How many lines in the records below contain the word "Statute"? Give only the number.

- **Given records**
++++++++++
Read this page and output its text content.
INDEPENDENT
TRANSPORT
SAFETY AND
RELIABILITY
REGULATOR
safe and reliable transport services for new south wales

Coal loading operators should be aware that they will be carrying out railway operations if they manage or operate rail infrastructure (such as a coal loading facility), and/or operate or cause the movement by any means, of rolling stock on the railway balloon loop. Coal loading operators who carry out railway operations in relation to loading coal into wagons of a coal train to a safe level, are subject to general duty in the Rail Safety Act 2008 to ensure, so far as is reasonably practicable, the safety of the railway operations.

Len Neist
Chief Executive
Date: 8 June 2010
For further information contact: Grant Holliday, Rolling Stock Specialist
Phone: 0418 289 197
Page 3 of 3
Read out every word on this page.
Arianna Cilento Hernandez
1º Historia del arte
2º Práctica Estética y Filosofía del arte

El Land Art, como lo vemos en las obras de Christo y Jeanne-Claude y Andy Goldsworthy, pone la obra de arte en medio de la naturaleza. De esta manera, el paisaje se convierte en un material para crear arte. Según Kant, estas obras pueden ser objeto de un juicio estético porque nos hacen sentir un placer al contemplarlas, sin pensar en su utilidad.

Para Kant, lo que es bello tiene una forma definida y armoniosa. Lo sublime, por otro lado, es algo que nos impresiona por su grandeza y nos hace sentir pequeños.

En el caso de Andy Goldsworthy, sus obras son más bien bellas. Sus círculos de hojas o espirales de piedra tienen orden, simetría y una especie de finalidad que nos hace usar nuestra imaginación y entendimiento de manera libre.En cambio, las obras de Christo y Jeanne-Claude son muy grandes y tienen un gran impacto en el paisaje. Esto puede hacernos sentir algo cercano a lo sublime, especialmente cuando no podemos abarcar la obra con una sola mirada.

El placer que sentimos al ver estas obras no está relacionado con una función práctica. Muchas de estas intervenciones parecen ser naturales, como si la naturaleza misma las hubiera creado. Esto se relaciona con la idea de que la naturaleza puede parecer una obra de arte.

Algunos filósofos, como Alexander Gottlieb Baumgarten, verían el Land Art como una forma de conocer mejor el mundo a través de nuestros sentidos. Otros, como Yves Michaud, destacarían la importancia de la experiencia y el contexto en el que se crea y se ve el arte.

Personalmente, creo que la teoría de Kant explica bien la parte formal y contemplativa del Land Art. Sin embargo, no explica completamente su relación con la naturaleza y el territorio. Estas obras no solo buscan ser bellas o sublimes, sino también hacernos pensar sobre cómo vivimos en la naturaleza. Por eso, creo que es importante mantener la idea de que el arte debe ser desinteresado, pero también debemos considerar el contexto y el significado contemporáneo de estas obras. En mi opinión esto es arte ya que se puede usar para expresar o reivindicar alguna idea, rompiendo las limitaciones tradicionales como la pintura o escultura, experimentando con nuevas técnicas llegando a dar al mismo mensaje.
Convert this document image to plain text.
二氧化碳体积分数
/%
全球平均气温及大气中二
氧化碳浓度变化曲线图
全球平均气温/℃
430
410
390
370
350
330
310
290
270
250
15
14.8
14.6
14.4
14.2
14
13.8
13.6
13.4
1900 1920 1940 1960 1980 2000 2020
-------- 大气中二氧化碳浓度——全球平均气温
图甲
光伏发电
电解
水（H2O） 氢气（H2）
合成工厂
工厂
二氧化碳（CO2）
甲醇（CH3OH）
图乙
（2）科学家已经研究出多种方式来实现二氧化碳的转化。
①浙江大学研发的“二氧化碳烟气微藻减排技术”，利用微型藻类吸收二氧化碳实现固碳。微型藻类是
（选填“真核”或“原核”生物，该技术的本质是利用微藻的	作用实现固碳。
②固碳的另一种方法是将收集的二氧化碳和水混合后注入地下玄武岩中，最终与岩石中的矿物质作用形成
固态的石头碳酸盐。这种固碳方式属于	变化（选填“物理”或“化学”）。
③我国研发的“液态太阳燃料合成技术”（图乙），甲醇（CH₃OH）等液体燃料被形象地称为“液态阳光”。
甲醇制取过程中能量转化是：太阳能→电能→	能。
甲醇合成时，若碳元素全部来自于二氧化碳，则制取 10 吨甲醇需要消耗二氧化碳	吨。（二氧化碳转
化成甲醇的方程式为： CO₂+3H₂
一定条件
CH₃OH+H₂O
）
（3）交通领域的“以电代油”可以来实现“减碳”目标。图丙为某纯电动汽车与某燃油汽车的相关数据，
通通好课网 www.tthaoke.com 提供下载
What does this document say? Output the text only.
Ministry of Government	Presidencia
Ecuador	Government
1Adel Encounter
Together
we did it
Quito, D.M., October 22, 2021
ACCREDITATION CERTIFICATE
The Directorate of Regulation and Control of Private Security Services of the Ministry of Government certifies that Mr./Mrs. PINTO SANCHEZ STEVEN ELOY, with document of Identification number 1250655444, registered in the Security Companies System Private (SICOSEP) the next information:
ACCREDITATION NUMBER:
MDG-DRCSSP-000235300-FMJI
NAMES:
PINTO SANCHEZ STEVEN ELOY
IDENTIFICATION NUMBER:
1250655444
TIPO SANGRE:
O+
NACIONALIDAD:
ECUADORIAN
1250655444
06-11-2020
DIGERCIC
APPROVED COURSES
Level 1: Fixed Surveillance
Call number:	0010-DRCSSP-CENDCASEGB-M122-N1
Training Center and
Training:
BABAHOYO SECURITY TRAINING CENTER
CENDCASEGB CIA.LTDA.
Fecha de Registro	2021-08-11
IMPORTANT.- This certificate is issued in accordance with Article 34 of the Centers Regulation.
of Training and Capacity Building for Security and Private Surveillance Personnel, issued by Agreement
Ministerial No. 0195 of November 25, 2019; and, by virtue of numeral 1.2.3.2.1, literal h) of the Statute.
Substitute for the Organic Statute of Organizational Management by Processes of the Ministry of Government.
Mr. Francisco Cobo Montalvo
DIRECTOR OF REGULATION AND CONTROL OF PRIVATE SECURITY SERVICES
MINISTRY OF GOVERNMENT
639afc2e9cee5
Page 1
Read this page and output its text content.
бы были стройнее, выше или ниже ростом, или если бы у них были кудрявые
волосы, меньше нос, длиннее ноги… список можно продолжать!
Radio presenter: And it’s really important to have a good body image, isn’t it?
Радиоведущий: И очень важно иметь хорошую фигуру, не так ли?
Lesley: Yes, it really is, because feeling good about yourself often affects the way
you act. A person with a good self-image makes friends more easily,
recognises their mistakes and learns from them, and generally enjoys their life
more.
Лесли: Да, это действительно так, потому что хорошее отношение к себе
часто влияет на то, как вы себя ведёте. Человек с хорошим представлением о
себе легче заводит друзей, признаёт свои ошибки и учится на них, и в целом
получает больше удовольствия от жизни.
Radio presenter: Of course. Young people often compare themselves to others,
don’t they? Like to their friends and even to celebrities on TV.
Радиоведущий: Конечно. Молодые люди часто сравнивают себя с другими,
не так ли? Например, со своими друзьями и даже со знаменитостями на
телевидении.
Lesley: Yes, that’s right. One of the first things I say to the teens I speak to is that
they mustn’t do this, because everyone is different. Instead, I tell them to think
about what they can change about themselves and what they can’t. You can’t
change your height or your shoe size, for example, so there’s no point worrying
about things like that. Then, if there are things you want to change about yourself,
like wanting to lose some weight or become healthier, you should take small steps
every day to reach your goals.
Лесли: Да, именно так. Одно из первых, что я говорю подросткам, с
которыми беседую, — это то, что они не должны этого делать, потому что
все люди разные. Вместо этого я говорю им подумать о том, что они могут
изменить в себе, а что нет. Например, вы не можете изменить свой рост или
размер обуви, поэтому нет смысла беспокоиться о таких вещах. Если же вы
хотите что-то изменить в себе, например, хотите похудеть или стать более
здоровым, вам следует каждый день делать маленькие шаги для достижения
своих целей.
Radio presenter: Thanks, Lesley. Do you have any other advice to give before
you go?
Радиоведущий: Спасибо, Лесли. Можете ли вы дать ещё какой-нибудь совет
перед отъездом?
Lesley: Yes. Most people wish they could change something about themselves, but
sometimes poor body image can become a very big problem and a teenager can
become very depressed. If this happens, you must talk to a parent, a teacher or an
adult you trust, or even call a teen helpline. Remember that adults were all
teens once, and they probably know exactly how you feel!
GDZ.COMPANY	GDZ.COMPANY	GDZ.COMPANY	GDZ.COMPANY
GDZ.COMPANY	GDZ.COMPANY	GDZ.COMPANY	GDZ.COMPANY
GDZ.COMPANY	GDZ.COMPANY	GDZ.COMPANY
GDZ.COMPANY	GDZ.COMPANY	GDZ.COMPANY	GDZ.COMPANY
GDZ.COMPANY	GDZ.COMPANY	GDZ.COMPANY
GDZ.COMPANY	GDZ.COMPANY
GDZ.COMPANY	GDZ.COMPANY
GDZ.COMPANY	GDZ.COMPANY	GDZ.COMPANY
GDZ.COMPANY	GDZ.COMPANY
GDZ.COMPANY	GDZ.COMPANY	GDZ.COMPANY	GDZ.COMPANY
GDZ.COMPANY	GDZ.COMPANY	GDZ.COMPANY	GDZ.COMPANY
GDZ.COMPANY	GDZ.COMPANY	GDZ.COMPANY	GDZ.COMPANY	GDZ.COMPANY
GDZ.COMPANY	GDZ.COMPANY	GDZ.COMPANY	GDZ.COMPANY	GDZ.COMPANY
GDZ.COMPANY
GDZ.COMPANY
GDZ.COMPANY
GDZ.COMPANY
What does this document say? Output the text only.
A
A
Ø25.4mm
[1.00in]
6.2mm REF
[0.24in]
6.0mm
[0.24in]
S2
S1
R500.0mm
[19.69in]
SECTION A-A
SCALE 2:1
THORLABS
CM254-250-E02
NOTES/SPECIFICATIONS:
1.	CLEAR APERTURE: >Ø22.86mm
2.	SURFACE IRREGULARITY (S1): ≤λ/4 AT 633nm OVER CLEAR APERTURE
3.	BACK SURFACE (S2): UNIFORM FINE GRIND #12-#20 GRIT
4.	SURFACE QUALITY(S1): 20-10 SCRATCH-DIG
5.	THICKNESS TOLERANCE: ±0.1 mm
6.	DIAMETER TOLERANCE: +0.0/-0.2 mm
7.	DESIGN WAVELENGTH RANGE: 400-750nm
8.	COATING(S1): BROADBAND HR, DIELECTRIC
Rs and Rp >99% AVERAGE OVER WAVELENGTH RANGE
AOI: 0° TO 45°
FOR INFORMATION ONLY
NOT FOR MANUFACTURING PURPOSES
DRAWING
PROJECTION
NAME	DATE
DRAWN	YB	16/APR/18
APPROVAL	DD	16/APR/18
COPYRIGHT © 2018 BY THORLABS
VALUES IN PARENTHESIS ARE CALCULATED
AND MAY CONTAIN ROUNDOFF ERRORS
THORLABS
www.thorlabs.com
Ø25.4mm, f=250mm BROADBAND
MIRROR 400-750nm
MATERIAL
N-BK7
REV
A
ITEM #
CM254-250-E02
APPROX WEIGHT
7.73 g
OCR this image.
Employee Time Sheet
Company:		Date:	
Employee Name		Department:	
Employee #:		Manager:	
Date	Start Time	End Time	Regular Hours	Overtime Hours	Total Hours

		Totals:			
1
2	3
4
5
++++++++++
- **Written solution**
2